* BEGIN *

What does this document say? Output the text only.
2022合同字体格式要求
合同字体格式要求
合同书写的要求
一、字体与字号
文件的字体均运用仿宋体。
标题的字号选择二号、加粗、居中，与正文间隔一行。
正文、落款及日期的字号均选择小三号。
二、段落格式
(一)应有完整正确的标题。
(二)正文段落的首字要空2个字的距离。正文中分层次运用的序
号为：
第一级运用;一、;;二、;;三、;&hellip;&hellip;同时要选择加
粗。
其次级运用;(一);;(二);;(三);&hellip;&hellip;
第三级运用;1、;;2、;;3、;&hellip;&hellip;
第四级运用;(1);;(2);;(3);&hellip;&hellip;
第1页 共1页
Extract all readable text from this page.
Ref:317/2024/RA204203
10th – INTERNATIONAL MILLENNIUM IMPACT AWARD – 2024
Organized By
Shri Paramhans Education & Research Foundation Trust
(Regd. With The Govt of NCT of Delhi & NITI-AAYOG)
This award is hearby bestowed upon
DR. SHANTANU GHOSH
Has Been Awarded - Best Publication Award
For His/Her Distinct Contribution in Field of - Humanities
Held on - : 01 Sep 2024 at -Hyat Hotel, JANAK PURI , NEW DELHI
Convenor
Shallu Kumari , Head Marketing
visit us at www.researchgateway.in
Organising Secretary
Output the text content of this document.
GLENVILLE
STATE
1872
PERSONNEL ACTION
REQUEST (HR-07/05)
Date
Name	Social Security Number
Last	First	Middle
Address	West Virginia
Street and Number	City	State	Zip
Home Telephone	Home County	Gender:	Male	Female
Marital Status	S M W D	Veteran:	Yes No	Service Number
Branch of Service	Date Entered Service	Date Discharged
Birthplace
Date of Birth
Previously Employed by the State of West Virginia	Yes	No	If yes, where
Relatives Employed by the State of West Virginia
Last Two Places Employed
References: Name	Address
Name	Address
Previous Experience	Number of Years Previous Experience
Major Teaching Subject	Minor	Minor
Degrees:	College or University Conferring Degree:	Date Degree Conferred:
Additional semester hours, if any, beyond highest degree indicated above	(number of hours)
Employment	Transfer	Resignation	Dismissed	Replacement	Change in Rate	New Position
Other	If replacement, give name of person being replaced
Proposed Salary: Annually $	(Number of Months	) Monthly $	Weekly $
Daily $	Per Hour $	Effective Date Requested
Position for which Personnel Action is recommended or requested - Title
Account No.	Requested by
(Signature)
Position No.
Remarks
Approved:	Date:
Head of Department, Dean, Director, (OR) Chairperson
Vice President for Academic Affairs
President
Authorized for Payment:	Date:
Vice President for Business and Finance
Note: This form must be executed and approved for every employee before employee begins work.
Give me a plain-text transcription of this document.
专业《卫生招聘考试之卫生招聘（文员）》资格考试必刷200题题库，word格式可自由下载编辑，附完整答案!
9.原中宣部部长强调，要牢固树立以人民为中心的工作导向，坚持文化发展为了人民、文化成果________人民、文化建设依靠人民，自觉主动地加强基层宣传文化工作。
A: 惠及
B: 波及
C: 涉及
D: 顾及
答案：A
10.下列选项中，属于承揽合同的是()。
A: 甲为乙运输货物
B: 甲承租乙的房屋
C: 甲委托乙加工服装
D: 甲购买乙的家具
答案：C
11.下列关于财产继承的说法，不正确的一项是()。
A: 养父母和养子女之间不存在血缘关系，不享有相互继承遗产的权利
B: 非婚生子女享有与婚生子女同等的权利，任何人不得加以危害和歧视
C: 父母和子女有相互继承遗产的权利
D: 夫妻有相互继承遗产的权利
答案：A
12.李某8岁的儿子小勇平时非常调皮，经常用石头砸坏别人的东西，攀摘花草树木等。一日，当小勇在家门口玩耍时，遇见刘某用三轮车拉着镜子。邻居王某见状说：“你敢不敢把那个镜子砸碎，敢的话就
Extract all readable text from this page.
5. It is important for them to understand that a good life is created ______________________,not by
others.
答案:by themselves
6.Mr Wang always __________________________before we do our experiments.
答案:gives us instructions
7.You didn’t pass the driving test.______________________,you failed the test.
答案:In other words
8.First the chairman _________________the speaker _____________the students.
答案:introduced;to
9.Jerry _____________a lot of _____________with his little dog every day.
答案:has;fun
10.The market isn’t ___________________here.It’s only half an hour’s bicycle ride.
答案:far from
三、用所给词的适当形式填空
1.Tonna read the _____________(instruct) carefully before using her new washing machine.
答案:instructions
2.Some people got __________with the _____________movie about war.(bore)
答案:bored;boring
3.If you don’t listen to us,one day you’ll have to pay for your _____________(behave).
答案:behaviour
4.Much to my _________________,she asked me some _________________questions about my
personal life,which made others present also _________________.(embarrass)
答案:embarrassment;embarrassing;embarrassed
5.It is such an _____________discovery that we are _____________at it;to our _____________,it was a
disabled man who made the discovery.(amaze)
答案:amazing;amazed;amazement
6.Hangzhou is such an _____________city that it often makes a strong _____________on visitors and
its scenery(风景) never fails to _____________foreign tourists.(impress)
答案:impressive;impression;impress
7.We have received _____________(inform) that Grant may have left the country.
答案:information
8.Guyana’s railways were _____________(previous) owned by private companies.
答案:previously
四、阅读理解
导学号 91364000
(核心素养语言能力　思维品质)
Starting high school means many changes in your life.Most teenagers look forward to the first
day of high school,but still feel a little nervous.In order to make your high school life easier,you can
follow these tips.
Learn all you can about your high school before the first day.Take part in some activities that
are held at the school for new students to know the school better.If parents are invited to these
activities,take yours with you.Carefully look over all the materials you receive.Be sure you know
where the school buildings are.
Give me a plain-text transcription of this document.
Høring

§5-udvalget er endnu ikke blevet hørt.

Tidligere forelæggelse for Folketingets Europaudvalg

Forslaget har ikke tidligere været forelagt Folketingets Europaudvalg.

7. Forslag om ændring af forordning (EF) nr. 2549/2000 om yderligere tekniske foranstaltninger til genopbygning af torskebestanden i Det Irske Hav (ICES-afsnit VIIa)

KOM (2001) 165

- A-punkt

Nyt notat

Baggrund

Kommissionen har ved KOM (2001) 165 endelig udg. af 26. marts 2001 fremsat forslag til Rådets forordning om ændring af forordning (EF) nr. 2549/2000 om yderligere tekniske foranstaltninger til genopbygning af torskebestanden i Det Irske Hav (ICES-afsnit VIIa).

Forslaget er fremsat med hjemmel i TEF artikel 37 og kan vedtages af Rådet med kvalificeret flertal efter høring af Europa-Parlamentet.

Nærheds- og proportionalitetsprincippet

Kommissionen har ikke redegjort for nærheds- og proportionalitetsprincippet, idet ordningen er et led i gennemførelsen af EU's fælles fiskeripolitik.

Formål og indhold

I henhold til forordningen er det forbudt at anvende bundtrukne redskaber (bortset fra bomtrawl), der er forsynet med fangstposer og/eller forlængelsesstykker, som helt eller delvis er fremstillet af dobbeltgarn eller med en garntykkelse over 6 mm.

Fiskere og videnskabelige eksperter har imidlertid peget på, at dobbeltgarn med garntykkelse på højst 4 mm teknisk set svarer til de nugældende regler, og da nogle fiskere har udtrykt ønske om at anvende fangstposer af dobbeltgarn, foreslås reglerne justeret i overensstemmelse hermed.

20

* END *

## What you need to do
From the records above, copy every line that holds the word "afsnit".

## Output below
7. Forslag om ændring af forordning (EF) nr. 2549/2000 om yderligere tekniske foranstaltninger til genopbygning af torskebestanden i Det Irske Hav (ICES-afsnit VIIa)
Kommissionen har ved KOM (2001) 165 endelig udg. af 26. marts 2001 fremsat forslag til Rådets forordning om ændring af forordning (EF) nr. 2549/2000 om yderligere tekniske foranstaltninger til genopbygning af torskebestanden i Det Irske Hav (ICES-afsnit VIIa).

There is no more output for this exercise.